►
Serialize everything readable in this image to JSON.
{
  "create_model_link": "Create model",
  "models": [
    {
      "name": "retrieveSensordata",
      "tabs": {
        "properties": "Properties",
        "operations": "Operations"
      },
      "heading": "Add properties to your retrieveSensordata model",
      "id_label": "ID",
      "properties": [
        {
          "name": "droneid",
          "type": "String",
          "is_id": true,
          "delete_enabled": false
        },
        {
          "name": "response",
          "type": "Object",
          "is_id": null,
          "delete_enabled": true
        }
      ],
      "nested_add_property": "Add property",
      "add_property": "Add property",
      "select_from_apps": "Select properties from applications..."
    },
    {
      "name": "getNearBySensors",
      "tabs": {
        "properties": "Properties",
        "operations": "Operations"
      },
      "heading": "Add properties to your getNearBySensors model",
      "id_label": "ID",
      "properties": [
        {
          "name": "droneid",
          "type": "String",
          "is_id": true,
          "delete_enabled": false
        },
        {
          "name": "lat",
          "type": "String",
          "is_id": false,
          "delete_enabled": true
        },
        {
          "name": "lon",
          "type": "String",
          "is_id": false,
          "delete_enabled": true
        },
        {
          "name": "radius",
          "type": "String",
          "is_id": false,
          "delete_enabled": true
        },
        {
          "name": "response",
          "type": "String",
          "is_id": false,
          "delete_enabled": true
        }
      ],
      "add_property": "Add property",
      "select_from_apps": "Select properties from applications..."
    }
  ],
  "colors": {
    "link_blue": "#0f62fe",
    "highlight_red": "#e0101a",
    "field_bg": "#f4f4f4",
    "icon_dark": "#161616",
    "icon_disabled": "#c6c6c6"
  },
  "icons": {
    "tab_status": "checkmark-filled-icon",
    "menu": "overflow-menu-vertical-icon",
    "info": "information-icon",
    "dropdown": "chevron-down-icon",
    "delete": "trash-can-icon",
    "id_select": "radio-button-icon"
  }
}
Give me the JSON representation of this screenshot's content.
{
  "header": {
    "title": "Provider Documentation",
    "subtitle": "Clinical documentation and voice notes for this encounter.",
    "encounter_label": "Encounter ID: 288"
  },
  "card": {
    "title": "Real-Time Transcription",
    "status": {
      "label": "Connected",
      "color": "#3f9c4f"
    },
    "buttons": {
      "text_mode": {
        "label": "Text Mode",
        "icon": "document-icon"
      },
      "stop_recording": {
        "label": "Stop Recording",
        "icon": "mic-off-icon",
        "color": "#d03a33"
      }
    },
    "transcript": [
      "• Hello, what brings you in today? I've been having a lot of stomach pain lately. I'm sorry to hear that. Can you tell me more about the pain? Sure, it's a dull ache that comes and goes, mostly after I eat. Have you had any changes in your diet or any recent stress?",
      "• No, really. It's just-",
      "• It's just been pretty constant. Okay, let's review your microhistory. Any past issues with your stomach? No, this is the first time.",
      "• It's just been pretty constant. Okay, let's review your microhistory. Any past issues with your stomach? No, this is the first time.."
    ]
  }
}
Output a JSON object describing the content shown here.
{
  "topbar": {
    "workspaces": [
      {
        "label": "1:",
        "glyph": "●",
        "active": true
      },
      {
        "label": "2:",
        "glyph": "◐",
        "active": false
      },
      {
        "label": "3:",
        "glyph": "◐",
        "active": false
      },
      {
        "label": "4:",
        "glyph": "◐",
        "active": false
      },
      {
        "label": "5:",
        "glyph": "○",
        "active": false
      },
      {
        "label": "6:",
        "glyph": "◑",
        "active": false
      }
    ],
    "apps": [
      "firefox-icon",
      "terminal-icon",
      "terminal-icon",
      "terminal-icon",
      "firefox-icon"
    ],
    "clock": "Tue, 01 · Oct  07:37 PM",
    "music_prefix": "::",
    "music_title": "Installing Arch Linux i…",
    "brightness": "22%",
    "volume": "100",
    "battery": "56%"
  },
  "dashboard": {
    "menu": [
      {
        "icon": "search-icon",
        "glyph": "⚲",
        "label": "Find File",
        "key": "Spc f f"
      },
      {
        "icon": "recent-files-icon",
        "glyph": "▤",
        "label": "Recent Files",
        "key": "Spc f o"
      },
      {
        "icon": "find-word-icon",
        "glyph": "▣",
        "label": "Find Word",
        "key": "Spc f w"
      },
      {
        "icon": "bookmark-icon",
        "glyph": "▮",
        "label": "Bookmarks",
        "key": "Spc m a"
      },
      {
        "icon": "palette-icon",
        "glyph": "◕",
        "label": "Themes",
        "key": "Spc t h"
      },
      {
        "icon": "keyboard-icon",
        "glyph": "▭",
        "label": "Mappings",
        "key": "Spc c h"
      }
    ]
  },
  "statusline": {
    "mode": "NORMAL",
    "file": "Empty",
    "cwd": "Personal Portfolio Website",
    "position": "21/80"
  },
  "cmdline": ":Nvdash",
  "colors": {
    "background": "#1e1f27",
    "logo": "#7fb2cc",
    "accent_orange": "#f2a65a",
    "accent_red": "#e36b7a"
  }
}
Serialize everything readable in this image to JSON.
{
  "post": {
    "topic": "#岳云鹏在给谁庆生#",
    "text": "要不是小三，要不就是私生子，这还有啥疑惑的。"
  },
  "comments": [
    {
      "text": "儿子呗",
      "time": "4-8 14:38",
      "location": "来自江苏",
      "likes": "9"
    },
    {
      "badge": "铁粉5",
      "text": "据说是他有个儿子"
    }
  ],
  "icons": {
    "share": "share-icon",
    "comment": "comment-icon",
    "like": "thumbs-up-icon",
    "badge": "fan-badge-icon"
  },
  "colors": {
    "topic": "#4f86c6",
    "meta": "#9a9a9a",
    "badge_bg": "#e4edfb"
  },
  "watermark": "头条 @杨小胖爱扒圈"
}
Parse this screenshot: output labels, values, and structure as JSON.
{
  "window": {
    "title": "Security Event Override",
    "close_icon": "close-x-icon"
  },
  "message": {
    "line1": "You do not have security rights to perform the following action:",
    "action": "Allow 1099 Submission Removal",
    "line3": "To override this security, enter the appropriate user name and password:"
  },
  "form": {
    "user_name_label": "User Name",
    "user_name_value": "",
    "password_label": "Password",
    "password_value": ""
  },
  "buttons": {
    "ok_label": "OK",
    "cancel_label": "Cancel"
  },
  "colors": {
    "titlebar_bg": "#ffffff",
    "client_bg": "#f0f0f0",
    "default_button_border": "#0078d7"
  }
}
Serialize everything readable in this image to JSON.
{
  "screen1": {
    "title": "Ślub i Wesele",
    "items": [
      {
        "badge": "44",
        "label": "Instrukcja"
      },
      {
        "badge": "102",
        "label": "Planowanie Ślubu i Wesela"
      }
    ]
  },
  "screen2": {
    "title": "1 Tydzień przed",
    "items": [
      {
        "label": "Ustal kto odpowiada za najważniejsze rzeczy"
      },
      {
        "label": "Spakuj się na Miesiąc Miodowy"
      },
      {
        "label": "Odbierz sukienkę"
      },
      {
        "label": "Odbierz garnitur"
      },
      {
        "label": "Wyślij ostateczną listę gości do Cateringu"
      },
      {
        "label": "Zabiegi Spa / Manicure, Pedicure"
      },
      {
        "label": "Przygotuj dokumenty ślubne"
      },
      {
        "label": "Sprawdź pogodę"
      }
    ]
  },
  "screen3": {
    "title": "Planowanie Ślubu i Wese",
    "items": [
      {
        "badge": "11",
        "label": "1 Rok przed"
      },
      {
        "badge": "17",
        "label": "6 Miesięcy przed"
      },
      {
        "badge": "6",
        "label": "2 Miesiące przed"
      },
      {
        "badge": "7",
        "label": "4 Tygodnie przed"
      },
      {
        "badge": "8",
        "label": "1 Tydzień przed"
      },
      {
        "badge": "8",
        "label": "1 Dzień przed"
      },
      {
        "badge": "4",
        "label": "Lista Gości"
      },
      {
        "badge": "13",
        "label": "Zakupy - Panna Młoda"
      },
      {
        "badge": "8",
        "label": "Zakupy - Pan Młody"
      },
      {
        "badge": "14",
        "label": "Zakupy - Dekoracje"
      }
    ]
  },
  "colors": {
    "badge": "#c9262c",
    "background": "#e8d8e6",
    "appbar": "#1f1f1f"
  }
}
◄
-- Given problem --
Return only those lines of the records that contain the string "been".

-- Exercise answer --
      "• Hello, what brings you in today? I've been having a lot of stomach pain lately. I'm sorry to hear that. Can you tell me more about the pain? Sure, it's a dull ache that comes and goes, mostly after I eat. Have you had any changes in your diet or any recent stress?",
      "• It's just been pretty constant. Okay, let's review your microhistory. Any past issues with your stomach? No, this is the first time.",
      "• It's just been pretty constant. Okay, let's review your microhistory. Any past issues with your stomach? No, this is the first time.."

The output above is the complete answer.